Aim —
Show all lines that include the string "ekki"; copy each one.

--- START Extracted records ---

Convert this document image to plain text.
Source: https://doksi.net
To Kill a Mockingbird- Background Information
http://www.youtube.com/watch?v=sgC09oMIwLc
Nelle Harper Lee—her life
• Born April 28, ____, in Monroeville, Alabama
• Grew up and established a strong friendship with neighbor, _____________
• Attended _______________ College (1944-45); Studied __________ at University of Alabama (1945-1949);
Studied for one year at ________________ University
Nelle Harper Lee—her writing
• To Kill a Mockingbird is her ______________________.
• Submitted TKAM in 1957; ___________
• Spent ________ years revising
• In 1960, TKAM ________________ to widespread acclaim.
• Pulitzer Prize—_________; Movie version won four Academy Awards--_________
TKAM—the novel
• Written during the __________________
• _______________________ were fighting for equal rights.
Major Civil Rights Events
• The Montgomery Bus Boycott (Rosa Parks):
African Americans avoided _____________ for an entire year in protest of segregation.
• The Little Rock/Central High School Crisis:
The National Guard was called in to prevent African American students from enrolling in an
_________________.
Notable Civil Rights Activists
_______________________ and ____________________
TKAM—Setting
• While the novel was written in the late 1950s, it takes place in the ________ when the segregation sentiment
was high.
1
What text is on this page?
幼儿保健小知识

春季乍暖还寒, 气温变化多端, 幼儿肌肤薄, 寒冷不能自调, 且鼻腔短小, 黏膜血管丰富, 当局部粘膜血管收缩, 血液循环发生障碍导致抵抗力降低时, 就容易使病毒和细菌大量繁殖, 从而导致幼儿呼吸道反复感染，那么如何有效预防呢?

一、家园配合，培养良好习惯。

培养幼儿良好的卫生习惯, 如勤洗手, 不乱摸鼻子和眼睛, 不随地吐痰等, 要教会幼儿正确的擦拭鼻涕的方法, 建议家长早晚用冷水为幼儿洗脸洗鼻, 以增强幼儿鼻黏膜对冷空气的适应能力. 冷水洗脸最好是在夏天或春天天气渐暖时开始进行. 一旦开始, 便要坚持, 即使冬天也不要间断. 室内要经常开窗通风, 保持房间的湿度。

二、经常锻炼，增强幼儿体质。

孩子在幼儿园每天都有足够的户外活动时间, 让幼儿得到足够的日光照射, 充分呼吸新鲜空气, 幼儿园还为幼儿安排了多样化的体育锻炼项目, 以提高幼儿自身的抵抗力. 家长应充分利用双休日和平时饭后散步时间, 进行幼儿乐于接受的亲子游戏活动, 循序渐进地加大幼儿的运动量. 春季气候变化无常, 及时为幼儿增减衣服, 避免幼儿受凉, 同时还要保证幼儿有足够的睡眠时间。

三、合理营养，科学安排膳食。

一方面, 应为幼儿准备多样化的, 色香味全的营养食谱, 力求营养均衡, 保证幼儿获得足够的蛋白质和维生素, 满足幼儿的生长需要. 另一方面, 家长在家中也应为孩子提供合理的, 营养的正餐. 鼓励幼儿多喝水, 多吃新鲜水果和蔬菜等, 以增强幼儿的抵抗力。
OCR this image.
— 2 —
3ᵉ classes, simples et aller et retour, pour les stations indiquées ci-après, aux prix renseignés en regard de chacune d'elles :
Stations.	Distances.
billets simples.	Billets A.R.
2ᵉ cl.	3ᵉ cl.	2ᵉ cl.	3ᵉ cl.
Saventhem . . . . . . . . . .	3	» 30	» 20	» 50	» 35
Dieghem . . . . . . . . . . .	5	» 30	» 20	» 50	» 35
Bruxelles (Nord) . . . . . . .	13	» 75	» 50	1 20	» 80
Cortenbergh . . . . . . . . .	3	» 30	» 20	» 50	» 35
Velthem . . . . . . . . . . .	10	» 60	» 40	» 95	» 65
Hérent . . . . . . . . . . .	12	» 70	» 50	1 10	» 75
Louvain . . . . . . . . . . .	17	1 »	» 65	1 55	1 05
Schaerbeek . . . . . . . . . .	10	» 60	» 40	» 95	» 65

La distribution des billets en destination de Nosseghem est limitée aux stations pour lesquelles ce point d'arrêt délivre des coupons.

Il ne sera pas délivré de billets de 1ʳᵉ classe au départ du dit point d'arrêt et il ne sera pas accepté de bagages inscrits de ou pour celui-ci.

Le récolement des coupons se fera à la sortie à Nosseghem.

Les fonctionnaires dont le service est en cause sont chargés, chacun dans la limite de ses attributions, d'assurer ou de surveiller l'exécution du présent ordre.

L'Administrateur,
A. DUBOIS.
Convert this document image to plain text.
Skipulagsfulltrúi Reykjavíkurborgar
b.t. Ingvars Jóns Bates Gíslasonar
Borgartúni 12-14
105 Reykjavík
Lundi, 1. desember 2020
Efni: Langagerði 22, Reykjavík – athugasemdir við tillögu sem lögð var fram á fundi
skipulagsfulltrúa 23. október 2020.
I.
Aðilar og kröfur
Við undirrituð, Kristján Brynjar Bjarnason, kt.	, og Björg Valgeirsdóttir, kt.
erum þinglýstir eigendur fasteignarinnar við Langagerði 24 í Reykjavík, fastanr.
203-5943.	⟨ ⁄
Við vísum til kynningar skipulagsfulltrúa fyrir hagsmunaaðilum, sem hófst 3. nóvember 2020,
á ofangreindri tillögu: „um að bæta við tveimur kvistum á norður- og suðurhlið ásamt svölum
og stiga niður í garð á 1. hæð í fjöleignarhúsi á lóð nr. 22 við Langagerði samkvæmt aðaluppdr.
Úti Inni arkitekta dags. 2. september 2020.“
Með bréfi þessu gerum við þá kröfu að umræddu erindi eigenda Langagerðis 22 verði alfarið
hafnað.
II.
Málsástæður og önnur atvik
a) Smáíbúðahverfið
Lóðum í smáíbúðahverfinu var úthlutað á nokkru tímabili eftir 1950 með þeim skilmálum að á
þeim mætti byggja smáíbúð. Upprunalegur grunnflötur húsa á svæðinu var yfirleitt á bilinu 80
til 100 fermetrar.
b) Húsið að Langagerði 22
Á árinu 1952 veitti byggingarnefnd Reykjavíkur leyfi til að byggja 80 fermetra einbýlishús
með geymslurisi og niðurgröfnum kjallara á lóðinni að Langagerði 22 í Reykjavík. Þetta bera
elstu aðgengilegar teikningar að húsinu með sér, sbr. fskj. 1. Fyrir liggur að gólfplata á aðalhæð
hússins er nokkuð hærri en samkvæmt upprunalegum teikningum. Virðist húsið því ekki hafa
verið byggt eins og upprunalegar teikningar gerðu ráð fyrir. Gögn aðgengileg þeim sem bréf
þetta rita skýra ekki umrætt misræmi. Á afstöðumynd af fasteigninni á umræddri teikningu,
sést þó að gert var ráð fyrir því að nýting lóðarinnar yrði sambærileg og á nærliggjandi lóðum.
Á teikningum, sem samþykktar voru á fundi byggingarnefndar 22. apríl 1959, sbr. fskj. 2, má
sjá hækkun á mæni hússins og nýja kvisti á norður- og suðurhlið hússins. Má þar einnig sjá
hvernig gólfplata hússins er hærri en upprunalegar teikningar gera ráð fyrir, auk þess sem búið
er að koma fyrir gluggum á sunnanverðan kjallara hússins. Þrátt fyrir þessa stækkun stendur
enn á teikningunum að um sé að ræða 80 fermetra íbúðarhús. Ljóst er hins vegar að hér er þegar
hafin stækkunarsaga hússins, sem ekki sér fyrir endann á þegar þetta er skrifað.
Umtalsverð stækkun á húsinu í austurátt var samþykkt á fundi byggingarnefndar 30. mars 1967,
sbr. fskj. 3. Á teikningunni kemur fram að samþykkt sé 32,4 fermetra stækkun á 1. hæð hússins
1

--- END Extracted records ---

Solution for this task —
hússins er nokkuð hærri en samkvæmt upprunalegum teikningum. Virðist húsið því ekki hafa
þetta rita skýra ekki umrætt misræmi. Á afstöðumynd af fasteigninni á umræddri teikningu,
hafin stækkunarsaga hússins, sem ekki sér fyrir endann á þegar þetta er skrifað.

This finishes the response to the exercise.